# [DATA ROWS]
(begin)

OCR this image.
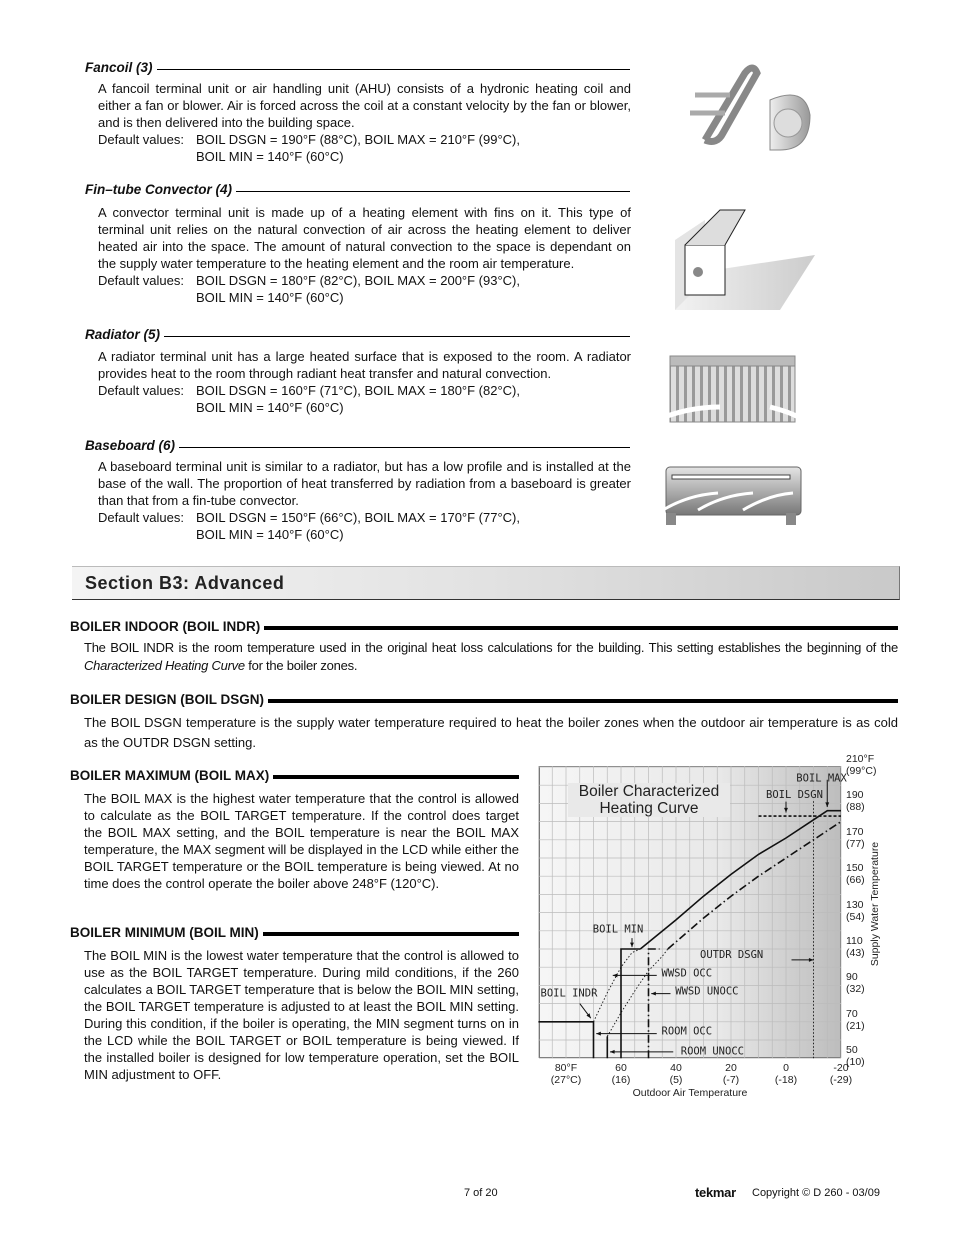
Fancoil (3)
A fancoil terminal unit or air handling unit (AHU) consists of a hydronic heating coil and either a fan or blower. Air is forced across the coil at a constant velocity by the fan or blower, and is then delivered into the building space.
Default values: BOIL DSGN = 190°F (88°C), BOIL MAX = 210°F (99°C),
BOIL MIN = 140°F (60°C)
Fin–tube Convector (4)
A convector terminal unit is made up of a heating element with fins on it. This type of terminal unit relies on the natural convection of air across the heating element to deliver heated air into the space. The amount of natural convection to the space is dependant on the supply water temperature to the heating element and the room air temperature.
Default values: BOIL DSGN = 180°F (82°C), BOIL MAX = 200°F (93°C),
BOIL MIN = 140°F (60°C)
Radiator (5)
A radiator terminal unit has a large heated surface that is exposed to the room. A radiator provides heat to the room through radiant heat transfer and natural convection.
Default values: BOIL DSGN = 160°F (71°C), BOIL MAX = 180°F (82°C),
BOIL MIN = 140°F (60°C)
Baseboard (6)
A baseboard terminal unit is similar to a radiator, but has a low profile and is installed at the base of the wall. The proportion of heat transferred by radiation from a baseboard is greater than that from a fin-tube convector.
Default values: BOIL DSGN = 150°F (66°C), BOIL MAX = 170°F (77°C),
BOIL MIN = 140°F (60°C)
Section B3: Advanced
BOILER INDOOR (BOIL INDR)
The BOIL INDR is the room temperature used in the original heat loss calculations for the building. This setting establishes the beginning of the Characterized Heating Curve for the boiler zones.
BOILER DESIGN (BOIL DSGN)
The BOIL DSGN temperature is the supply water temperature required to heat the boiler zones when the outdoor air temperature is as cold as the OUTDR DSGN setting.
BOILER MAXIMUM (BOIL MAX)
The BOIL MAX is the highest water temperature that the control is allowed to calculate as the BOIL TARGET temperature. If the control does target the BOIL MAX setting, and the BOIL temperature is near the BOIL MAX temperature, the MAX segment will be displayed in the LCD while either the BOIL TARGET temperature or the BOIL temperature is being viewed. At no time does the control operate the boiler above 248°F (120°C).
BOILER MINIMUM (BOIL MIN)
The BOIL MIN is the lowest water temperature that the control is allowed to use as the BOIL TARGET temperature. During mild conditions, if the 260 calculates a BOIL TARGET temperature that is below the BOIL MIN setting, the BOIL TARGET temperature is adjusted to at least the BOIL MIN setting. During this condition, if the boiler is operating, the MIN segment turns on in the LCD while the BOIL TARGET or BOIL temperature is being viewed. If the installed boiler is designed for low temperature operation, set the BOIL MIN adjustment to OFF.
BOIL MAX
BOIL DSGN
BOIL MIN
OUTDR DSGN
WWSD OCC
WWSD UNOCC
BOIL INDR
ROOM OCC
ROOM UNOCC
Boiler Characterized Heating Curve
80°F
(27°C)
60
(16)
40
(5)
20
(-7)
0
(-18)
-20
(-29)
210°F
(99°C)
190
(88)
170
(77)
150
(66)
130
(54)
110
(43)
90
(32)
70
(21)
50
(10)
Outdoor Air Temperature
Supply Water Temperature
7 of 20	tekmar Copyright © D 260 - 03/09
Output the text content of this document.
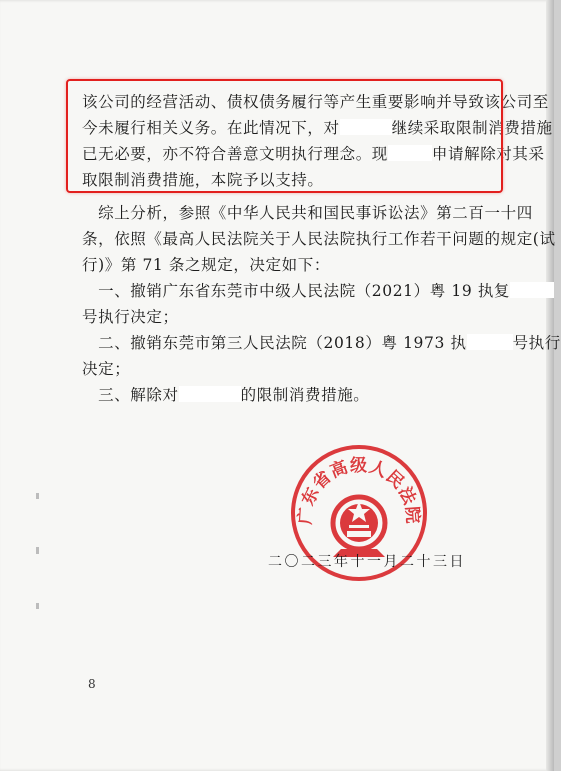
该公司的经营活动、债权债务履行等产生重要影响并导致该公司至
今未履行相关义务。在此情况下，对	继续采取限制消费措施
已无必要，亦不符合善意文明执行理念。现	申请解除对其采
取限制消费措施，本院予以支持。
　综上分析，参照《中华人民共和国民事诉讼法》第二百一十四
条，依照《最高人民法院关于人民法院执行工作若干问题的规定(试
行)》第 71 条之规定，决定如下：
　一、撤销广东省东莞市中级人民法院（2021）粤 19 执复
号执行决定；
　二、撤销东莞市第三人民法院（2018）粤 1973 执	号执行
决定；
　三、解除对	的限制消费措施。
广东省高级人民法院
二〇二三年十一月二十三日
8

(end)

# [TASK PROMPT]
Say how many lines of the data include the word "DSGN". Nothing other than the number should be given.

# [SOLUTION TO THE EXERCISE]
8